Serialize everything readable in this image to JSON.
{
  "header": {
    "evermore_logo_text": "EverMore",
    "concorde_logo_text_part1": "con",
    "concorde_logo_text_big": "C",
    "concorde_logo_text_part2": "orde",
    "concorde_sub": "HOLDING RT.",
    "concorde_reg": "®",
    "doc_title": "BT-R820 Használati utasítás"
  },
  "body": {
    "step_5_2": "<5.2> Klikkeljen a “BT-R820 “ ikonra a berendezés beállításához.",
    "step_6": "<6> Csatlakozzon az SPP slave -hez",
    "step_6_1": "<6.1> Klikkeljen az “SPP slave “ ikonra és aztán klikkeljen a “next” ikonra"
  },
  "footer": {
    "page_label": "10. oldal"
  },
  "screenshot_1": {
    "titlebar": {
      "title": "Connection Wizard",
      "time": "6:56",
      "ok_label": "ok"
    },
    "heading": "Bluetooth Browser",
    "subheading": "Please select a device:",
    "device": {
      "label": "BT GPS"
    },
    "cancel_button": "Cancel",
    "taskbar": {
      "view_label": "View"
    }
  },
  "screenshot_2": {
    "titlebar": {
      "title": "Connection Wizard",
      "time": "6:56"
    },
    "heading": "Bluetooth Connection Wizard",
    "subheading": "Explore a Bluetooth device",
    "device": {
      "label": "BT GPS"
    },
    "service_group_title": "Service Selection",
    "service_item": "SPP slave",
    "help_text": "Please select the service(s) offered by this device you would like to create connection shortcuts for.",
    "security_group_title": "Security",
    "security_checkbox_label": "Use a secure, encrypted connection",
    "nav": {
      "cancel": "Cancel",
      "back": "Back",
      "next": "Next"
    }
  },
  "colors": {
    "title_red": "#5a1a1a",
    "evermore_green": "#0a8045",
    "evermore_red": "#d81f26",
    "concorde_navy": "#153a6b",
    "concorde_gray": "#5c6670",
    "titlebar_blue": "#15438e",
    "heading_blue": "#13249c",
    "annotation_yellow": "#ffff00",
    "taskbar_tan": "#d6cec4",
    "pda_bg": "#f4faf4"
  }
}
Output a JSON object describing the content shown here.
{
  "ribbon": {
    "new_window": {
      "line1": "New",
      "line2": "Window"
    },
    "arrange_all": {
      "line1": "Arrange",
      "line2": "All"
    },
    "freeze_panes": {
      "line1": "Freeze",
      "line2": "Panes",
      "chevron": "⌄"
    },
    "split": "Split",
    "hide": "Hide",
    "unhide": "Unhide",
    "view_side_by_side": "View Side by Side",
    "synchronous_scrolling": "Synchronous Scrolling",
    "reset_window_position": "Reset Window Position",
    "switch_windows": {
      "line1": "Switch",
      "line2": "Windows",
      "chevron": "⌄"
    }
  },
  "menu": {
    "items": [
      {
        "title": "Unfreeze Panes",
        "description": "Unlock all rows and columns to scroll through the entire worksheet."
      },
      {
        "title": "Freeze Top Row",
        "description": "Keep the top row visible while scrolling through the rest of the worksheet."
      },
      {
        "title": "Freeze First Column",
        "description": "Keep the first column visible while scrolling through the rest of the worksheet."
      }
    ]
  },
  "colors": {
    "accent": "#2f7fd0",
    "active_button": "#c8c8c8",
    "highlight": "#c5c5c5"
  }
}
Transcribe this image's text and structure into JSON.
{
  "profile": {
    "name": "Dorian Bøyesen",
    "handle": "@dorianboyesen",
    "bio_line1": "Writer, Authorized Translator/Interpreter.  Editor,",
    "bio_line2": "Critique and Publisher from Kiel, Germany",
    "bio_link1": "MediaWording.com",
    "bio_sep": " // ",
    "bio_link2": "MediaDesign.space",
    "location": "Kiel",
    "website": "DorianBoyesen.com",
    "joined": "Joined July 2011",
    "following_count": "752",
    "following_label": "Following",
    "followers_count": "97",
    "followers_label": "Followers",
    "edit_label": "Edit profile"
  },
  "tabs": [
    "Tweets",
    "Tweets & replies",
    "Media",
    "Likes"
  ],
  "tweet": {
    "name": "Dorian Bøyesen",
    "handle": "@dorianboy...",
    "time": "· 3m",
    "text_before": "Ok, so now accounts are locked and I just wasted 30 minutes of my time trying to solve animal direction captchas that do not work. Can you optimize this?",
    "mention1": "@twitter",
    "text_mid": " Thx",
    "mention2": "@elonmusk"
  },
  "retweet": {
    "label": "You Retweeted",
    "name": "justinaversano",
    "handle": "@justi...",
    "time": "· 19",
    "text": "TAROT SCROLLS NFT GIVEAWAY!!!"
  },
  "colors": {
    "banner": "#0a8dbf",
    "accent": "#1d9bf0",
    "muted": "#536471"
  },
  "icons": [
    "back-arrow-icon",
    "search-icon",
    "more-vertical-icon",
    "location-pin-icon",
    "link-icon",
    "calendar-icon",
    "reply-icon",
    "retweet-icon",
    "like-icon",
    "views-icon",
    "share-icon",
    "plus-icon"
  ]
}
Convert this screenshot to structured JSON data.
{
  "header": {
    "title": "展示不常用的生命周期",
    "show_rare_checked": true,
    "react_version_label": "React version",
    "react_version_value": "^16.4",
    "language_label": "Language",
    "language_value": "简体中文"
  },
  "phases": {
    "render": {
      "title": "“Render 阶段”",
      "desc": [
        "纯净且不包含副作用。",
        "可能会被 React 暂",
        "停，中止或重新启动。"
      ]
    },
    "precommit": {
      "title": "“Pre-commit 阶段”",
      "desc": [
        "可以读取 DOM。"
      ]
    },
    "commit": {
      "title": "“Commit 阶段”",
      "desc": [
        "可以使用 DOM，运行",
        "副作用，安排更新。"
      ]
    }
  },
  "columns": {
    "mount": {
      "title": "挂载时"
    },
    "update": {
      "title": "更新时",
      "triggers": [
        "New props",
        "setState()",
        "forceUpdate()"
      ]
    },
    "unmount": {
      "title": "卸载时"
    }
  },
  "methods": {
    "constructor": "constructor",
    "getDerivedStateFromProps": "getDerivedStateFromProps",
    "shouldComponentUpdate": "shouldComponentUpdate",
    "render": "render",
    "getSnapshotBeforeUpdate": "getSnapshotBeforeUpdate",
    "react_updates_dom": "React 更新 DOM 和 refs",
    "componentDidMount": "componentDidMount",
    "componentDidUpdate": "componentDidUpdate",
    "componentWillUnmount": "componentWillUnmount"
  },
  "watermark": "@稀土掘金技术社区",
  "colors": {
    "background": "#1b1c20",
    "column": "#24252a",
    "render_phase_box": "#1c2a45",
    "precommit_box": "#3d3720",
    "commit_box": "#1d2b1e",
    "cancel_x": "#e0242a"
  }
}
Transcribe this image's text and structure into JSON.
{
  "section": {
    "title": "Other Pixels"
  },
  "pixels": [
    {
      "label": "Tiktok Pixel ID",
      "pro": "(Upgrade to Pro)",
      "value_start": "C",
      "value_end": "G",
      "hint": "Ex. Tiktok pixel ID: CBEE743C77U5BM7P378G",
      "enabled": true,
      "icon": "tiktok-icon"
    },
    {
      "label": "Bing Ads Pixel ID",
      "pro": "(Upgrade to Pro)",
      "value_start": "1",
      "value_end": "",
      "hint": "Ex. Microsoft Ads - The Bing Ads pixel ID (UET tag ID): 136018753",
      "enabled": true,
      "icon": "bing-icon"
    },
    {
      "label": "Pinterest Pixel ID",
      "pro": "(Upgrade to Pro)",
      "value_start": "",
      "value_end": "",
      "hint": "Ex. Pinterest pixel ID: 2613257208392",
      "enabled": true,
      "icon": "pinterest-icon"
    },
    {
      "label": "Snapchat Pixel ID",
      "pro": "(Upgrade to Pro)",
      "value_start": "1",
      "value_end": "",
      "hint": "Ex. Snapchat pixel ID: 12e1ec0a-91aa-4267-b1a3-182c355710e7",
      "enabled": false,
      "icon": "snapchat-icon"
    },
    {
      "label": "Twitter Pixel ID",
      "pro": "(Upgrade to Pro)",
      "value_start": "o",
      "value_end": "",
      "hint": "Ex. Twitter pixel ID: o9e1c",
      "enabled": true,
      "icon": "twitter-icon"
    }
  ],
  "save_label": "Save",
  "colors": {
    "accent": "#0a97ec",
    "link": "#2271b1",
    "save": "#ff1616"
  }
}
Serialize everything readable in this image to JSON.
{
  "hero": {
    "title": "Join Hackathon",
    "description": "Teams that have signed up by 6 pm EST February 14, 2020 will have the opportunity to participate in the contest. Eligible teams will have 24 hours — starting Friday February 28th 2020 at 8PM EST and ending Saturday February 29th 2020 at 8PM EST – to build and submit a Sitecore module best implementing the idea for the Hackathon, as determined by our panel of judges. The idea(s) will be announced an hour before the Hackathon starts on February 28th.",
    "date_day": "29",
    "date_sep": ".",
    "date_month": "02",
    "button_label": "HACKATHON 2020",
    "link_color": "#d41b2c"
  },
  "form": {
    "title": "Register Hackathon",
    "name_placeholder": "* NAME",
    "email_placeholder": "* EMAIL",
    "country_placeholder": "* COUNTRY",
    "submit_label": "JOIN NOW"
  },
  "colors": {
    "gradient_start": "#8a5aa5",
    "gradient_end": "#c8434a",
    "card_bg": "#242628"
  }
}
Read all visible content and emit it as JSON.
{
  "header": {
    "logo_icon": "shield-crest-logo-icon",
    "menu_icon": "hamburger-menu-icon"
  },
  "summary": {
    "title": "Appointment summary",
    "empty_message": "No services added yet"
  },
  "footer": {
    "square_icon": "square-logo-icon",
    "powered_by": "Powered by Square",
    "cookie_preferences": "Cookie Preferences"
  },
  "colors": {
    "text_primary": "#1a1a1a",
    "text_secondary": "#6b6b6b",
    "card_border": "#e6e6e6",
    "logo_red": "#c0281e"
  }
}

——————————

TO BE DONE: Only the number is needed here: how many lines of the records contain "device"?

TASK OUTPUT: 5